Records from a data source
——————

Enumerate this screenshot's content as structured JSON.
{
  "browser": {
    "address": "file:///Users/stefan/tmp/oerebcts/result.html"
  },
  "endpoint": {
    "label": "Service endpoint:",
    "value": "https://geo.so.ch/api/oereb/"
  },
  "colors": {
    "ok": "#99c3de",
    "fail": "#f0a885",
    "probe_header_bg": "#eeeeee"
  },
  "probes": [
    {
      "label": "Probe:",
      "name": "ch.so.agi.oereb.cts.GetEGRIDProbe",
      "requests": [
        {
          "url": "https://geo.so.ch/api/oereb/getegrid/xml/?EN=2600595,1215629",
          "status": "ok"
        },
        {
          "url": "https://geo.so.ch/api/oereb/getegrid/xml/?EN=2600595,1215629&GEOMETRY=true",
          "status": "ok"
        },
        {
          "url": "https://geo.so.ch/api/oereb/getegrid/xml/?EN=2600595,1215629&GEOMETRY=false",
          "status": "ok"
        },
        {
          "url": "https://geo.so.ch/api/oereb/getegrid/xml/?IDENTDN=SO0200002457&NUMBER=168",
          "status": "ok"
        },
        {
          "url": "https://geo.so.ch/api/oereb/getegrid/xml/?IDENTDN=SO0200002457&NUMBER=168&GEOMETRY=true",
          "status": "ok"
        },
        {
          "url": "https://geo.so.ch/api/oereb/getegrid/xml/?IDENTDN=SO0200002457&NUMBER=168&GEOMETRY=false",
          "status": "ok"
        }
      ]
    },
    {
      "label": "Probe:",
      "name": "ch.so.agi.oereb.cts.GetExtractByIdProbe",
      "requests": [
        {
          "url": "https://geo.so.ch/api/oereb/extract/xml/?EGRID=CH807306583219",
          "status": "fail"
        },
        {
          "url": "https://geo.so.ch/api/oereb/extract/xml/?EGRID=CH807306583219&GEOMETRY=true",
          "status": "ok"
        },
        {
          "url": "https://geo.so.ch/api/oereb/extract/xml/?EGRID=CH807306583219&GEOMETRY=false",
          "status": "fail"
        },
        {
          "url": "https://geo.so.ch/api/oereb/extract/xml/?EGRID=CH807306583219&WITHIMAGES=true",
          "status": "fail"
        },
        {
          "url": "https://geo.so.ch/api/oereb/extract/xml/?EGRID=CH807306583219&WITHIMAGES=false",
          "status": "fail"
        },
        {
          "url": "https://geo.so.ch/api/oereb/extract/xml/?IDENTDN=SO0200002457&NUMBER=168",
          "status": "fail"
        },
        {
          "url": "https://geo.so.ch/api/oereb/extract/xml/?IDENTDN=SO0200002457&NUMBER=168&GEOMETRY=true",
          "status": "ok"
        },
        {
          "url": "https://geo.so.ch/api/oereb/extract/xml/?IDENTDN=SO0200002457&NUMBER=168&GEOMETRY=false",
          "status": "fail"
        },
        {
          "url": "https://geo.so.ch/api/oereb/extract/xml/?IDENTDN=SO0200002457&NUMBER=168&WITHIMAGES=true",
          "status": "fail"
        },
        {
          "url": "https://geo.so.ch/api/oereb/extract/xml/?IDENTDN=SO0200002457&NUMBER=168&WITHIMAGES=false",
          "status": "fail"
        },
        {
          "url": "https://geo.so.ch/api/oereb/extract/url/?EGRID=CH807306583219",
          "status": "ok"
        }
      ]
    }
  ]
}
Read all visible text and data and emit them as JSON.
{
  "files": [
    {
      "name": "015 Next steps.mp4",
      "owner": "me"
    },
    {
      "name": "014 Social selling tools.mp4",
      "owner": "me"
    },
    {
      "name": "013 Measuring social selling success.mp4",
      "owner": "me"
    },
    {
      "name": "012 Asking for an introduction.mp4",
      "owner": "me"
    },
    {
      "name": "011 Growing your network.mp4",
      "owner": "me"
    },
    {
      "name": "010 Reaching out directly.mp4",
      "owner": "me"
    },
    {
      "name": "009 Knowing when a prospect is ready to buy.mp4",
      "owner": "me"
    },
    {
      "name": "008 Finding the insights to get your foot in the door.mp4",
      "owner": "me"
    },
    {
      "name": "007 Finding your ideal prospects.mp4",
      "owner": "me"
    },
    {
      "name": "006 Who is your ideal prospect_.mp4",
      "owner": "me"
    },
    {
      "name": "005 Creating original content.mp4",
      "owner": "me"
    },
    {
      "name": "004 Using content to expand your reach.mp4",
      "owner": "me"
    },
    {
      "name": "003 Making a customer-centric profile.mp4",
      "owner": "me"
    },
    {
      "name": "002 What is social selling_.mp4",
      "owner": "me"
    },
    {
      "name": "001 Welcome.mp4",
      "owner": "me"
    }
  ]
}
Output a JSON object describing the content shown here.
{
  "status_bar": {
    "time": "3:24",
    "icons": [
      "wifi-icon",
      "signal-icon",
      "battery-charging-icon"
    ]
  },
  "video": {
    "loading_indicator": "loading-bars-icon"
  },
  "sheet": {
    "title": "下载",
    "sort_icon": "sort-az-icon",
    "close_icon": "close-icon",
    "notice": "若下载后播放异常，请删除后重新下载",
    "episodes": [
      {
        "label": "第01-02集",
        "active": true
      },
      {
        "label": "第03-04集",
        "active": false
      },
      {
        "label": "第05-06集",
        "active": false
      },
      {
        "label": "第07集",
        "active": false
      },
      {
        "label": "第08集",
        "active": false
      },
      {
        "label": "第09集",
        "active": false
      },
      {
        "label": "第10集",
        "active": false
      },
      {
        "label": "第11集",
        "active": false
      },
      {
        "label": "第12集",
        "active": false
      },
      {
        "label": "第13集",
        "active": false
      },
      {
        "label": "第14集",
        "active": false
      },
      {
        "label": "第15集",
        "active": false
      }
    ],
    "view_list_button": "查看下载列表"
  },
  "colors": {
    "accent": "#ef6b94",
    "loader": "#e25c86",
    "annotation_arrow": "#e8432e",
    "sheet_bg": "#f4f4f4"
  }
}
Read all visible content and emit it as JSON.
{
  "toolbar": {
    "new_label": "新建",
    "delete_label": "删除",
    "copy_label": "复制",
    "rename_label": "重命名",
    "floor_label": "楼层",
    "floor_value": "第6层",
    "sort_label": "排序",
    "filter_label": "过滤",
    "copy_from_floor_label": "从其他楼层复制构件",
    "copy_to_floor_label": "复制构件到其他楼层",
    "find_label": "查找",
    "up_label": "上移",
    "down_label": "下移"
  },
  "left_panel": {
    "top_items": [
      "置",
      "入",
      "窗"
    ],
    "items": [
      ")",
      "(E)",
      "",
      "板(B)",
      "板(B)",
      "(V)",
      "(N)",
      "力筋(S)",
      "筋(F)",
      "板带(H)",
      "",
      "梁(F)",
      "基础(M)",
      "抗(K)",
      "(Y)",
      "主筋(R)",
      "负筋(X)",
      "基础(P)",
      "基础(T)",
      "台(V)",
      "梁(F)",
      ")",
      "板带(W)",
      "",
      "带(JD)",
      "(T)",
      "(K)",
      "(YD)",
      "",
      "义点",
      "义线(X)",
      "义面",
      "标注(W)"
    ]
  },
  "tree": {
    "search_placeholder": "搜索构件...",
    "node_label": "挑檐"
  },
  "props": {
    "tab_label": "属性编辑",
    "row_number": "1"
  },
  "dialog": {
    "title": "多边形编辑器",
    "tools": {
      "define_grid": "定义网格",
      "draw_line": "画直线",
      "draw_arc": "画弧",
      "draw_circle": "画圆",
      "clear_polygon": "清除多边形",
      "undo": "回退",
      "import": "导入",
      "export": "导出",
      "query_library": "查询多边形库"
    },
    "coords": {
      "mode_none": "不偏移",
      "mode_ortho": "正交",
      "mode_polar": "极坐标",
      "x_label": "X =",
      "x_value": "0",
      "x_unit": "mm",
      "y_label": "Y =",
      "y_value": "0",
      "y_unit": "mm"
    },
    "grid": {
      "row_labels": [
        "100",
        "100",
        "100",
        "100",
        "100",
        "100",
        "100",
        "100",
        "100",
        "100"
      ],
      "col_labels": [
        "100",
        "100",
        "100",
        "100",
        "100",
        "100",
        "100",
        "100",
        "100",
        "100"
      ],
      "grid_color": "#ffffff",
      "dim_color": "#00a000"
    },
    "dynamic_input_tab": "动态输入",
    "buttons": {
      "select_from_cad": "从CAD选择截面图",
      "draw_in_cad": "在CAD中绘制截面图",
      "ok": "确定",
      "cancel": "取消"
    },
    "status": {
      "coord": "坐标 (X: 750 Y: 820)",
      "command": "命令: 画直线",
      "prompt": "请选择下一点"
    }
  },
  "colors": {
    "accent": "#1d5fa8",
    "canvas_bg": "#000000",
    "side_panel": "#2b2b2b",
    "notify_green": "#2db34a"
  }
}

——————

* _TASK DIRECTIONS_
Search the lines for the string "JSON" and copy every line that has it.

* _ANSWER FOR THIS EXERCISE_
Enumerate this screenshot's content as structured JSON.
Read all visible text and data and emit them as JSON.
Output a JSON object describing the content shown here.
Read all visible content and emit it as JSON.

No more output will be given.